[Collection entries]
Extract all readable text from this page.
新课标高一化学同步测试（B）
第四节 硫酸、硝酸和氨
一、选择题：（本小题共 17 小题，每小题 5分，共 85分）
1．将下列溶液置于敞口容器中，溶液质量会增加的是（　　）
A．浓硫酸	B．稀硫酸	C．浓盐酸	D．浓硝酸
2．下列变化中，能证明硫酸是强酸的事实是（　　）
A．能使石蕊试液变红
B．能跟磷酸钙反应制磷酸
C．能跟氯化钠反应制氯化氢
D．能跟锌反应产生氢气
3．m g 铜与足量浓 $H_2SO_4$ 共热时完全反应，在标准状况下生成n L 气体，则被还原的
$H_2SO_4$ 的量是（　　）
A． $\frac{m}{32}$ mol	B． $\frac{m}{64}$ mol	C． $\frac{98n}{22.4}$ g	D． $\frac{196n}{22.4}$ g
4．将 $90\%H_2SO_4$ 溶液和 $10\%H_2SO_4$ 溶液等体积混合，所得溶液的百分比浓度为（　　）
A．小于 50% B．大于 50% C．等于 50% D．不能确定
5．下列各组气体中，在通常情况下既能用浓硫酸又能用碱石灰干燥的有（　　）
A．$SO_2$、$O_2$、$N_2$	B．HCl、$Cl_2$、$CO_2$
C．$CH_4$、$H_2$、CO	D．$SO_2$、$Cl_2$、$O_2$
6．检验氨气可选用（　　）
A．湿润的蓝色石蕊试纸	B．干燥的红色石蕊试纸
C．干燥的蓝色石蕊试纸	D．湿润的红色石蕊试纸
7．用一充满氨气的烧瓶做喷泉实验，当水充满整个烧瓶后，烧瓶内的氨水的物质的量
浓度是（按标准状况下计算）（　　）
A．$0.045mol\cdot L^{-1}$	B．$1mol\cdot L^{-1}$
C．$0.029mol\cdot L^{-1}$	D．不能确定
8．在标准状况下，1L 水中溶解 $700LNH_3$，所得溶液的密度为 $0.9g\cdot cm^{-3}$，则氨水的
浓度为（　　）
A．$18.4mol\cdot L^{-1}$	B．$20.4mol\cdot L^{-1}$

### GIVEN REQUEST
Write the data back out verbatim.

### SOLUTION FOR THIS PROBLEM
Extract all readable text from this page.
新课标高一化学同步测试（B）
第四节 硫酸、硝酸和氨
一、选择题：（本小题共 17 小题，每小题 5分，共 85分）
1．将下列溶液置于敞口容器中，溶液质量会增加的是（　　）
A．浓硫酸	B．稀硫酸	C．浓盐酸	D．浓硝酸
2．下列变化中，能证明硫酸是强酸的事实是（　　）
A．能使石蕊试液变红
B．能跟磷酸钙反应制磷酸
C．能跟氯化钠反应制氯化氢
D．能跟锌反应产生氢气
3．m g 铜与足量浓 $H_2SO_4$ 共热时完全反应，在标准状况下生成n L 气体，则被还原的
$H_2SO_4$ 的量是（　　）
A． $\frac{m}{32}$ mol	B． $\frac{m}{64}$ mol	C． $\frac{98n}{22.4}$ g	D． $\frac{196n}{22.4}$ g
4．将 $90\%H_2SO_4$ 溶液和 $10\%H_2SO_4$ 溶液等体积混合，所得溶液的百分比浓度为（　　）
A．小于 50% B．大于 50% C．等于 50% D．不能确定
5．下列各组气体中，在通常情况下既能用浓硫酸又能用碱石灰干燥的有（　　）
A．$SO_2$、$O_2$、$N_2$	B．HCl、$Cl_2$、$CO_2$
C．$CH_4$、$H_2$、CO	D．$SO_2$、$Cl_2$、$O_2$
6．检验氨气可选用（　　）
A．湿润的蓝色石蕊试纸	B．干燥的红色石蕊试纸
C．干燥的蓝色石蕊试纸	D．湿润的红色石蕊试纸
7．用一充满氨气的烧瓶做喷泉实验，当水充满整个烧瓶后，烧瓶内的氨水的物质的量
浓度是（按标准状况下计算）（　　）
A．$0.045mol\cdot L^{-1}$	B．$1mol\cdot L^{-1}$
C．$0.029mol\cdot L^{-1}$	D．不能确定
8．在标准状况下，1L 水中溶解 $700LNH_3$，所得溶液的密度为 $0.9g\cdot cm^{-3}$，则氨水的
浓度为（　　）
A．$18.4mol\cdot L^{-1}$	B．$20.4mol\cdot L^{-1}$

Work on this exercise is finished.